▼
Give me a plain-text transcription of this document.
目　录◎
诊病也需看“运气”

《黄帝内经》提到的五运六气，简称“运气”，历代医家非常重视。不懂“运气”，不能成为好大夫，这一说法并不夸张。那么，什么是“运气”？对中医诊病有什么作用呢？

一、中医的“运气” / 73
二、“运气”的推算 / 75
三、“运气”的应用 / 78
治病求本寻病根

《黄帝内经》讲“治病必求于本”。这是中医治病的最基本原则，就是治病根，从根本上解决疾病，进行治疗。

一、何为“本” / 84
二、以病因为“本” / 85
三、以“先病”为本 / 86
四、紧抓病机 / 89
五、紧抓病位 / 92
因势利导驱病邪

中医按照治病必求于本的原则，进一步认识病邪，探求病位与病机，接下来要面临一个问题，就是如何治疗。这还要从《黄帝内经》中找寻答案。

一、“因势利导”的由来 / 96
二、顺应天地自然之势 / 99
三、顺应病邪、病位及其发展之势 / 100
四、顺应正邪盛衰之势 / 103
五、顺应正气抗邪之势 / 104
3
▲
WRITTEN TASK
Each line of the material above needs to be quoted exactly, please.

TASK RESULT
Give me a plain-text transcription of this document.
目　录◎
诊病也需看“运气”

《黄帝内经》提到的五运六气，简称“运气”，历代医家非常重视。不懂“运气”，不能成为好大夫，这一说法并不夸张。那么，什么是“运气”？对中医诊病有什么作用呢？

一、中医的“运气” / 73
二、“运气”的推算 / 75
三、“运气”的应用 / 78
治病求本寻病根

《黄帝内经》讲“治病必求于本”。这是中医治病的最基本原则，就是治病根，从根本上解决疾病，进行治疗。

一、何为“本” / 84
二、以病因为“本” / 85
三、以“先病”为本 / 86
四、紧抓病机 / 89
五、紧抓病位 / 92
因势利导驱病邪

中医按照治病必求于本的原则，进一步认识病邪，探求病位与病机，接下来要面临一个问题，就是如何治疗。这还要从《黄帝内经》中找寻答案。

一、“因势利导”的由来 / 96
二、顺应天地自然之势 / 99
三、顺应病邪、病位及其发展之势 / 100
四、顺应正邪盛衰之势 / 103
五、顺应正气抗邪之势 / 104
3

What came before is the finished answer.